Written task: Return all lines where the word "degC" can be found.

Records supplied:
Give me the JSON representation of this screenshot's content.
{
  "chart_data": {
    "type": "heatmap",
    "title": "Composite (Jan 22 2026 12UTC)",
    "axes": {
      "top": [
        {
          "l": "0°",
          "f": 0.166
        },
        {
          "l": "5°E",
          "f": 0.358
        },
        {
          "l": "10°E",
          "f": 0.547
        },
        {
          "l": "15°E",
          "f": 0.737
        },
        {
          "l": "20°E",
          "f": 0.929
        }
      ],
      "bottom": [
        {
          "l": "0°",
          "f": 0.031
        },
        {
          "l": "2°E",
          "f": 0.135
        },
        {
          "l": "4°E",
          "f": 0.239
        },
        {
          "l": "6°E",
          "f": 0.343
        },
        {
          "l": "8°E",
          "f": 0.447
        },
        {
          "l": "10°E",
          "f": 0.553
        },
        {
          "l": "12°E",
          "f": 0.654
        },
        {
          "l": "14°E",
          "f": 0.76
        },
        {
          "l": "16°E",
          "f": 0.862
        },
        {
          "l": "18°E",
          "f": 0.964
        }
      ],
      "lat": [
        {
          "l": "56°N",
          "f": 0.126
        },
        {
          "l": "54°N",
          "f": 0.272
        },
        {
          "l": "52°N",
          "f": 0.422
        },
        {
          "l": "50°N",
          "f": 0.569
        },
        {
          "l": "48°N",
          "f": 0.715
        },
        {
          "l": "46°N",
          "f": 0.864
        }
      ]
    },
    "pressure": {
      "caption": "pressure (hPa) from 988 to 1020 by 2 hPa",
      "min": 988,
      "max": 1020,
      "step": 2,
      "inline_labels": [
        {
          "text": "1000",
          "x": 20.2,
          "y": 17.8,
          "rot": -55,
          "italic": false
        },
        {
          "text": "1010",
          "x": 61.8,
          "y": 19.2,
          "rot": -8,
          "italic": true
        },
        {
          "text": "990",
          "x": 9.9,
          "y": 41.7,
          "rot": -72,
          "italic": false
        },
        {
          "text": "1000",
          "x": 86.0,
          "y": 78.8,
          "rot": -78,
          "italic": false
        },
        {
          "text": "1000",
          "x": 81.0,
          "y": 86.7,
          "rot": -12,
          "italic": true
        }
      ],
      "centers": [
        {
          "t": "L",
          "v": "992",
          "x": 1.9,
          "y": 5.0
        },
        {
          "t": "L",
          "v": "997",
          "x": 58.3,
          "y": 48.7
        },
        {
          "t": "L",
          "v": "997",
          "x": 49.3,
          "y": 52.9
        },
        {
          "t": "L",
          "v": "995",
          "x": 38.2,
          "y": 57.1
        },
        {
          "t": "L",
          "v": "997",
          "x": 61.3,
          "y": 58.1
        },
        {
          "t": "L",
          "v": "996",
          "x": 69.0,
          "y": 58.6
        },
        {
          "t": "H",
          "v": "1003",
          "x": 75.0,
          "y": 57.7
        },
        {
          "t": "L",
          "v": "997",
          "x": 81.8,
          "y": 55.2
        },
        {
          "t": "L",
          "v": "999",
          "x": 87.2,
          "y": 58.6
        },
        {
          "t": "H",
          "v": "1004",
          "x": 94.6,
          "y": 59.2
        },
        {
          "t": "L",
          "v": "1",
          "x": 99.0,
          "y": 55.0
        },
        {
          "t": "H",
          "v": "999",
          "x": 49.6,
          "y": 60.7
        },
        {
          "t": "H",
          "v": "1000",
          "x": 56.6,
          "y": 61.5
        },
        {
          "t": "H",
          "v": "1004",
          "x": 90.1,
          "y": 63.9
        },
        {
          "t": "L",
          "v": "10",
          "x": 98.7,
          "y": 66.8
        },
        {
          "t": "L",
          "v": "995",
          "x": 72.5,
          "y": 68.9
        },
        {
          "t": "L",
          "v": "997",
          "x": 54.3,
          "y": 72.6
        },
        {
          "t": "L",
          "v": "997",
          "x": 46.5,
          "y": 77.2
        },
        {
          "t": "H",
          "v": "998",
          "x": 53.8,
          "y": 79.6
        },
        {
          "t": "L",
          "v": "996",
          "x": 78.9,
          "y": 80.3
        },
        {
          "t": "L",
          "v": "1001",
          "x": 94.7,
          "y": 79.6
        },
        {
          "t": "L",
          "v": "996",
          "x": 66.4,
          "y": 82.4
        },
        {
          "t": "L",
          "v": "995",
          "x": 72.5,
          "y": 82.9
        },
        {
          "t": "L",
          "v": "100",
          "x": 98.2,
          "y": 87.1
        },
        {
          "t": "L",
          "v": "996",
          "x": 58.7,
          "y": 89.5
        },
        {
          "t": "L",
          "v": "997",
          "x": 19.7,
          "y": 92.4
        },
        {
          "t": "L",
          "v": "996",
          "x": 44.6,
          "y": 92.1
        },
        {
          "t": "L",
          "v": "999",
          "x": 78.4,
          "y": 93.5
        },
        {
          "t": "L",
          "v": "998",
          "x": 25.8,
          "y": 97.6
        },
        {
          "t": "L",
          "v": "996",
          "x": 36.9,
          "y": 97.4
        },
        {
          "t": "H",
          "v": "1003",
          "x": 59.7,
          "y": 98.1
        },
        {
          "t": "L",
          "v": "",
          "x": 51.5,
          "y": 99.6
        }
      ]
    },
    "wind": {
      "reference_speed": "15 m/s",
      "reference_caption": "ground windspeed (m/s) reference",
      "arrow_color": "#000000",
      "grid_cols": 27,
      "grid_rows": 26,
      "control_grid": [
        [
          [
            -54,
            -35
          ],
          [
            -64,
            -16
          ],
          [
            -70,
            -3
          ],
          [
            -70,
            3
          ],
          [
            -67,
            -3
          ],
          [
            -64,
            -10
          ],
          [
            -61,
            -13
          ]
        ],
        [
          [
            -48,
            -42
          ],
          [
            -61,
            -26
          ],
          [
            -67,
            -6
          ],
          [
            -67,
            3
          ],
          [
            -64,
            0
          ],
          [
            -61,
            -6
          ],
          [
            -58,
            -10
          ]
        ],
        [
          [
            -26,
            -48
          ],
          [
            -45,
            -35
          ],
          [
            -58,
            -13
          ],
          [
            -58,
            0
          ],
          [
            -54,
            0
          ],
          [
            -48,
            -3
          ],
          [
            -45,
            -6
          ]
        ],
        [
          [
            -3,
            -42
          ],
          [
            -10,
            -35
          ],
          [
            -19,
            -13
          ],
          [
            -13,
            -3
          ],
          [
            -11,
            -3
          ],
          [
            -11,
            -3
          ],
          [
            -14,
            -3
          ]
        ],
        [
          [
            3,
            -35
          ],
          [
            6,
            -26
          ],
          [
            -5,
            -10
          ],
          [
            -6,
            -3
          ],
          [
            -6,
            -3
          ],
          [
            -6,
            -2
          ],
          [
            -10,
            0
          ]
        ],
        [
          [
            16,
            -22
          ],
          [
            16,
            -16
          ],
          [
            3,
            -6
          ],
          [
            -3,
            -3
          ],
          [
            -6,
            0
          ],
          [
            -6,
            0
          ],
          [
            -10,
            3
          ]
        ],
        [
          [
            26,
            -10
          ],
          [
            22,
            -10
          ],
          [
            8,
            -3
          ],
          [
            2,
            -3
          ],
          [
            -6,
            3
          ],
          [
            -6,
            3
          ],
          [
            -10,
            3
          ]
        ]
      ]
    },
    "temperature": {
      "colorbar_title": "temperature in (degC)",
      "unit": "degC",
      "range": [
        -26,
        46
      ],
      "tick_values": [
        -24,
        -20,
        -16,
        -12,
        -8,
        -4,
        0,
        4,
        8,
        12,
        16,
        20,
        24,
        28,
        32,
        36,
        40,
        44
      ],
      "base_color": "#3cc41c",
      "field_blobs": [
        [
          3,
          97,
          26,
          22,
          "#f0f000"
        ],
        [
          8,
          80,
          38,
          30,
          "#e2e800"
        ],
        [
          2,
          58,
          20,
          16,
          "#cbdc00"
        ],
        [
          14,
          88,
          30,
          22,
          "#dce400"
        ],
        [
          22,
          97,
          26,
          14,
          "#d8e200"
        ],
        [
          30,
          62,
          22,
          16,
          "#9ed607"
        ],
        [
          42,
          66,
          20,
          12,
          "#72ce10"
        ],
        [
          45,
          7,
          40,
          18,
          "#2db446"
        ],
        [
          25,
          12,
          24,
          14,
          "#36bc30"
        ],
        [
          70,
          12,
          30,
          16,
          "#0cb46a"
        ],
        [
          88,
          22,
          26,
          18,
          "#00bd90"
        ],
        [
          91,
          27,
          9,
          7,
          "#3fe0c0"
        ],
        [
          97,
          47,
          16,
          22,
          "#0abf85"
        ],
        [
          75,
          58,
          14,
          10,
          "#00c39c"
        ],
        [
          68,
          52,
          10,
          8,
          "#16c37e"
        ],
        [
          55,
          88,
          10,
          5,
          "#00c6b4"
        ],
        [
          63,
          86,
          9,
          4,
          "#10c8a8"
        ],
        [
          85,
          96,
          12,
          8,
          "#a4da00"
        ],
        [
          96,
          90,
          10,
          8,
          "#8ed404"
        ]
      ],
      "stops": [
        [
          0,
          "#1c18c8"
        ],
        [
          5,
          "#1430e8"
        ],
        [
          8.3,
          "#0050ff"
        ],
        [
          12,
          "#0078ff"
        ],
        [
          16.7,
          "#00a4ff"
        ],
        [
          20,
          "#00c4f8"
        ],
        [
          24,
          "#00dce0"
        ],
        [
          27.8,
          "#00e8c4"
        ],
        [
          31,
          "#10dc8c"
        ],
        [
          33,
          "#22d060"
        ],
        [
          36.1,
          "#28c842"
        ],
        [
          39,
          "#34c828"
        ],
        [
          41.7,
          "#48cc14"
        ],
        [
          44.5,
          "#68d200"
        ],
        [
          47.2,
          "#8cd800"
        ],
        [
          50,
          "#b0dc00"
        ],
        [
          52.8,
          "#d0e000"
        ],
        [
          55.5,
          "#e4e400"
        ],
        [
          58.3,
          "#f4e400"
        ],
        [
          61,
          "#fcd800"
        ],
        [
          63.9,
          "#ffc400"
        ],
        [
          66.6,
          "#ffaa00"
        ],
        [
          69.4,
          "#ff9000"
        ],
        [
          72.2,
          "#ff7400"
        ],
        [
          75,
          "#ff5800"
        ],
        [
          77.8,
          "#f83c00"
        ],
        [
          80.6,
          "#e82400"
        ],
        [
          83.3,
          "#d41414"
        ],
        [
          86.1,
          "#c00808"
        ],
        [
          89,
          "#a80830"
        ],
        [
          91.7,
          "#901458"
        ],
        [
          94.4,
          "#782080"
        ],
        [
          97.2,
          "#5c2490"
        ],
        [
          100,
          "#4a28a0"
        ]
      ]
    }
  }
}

In response:
      "colorbar_title": "temperature in (degC)",
      "unit": "degC",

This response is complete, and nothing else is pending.